======== Alıntı ========
Avatar
Can Pulak

Köyler düzeliyor ama…

Seçimler yaklaştı ya, bundan en fazla köyler yararlanıyor.
 
Yolları elden geçiyor, bozulanlar yapılıyor, çeşmeler onarılıyor, köy meydanları düzeltiliyor, bir faaliyet ki sormayın gitsin…
İyi de oluyor. Şimdiye kadar kendi yağıyla kavrulmaya çalışan köylere ciddi hizmetler gelmeye başladı. Ankara’dan, Muğla’dan filan değil destekler. Bodrum belediyeleri yapıyor hepsini. Merkez, Konacık, Yalıkavak başı çekiyor, araçları ve ekipleri yolluyorlar, kısa zamanda büyük işler yapıyorlar.
Köylü memnun.. Başkanları çok sık görmeye başladılar. İhtiyaç listelerini ellerine tutuşturup, isteklerini yağdırıyorlar. Bu arada büyükşehir yasasıyla ortaya çıkan korkularını da ifade ediyorlar. Artık ürettiklerini pazarlara götüremeyecekler mi? Hayvanlarını rahatlıkla besleyemeyecekler mi? Orman teşkilatından kışlık yakacaklarını alamayacaklar mı? Yasada köyler kalkıyor, hepsi belediyelere bağlı mahalle oluyor. Bu değişiklik köy havasına zarar verir mi? İnekler, tavuklar ne olacak, horozlar ötmeyecek mi yani?
Yasa tam uygulanırsa, köyler köylükten çıkar. Bu sadece Bodrum köylerinin değil, tüm ülke köylerinin ortak sorunu haline geldi. Bir çaresine bakılacak elbet. Ama kolları erken sıvamak ve köylünün yüreğine hemen su serpmek lazım.
Geçen yıl yasayla kent konseyleri kurulmuştu. Her tarafta kuruldu ama, işi Bodrum gibi ciddiye alan olmadı. Bodrum’daki konseyin başına köyleri çok iyi tanıyan eğitimci, şair, yazar ve herkesin sevgi, saygı ve takdirini kazanan Hamdi Topçuoğlu getirildi. Topçuoğlu kısa zamanda öyle çalışmalar yaptı, öyle ekipler ve komisyonlar kurdu ve yönetimlere öyle raporlar hazırladı ki, bunun olumlu sonuçlarını görmeye başladık bile.
======== Veri Kayıtları ========
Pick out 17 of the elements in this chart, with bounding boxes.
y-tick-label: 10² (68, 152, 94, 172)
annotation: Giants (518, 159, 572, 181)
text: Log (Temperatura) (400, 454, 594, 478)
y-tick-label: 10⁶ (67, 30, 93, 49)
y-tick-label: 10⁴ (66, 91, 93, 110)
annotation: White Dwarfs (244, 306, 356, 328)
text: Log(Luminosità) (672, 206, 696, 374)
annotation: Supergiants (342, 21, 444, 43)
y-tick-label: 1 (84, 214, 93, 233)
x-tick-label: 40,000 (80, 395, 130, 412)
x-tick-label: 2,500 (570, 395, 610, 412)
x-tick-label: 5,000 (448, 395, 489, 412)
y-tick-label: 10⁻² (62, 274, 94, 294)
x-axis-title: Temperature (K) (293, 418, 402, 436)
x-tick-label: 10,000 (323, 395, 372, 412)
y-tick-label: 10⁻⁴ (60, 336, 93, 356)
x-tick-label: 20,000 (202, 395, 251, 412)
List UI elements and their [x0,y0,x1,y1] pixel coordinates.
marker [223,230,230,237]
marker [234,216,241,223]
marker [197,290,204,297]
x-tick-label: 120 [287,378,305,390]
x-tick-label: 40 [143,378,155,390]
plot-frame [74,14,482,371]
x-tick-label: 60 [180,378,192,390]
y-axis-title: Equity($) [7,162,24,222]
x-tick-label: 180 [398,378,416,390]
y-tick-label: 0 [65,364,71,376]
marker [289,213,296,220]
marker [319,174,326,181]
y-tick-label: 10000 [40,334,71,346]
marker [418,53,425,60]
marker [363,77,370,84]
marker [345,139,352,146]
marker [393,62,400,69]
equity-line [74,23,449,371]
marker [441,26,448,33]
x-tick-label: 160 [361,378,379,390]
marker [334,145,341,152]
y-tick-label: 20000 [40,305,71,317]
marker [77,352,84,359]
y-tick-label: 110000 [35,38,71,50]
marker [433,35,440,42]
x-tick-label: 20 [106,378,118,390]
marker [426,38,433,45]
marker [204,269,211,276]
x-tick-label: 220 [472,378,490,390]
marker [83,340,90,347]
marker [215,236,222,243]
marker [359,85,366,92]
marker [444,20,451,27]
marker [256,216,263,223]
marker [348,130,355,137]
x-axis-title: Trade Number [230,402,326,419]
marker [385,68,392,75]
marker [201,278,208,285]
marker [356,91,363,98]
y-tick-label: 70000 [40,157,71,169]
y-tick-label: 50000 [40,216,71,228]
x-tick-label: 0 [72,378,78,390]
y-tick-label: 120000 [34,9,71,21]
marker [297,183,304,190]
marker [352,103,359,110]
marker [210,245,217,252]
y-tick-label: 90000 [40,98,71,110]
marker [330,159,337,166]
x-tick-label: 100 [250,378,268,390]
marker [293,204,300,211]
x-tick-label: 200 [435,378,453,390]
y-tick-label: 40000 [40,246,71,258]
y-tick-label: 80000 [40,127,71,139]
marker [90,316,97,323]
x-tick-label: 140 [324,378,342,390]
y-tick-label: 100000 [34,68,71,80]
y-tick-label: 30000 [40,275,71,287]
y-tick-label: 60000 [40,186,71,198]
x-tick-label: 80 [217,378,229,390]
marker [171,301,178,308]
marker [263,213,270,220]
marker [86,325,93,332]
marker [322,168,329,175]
========
Yapılacak İşler
(a) Alıntıya göre Bodrum'daki kent konseyinin başına kim getirildi?
(b) Kayıtlarda "elements" kelimesini içeren satırların hepsini seçip kopyalayın.

Görev Yanıtları
(a) Hamdi Topçuoğlu getirildi.

(b)
Pick out 17 of the elements in this chart, with bounding boxes.
List UI elements and their [x0,y0,x1,y1] pixel coordinates.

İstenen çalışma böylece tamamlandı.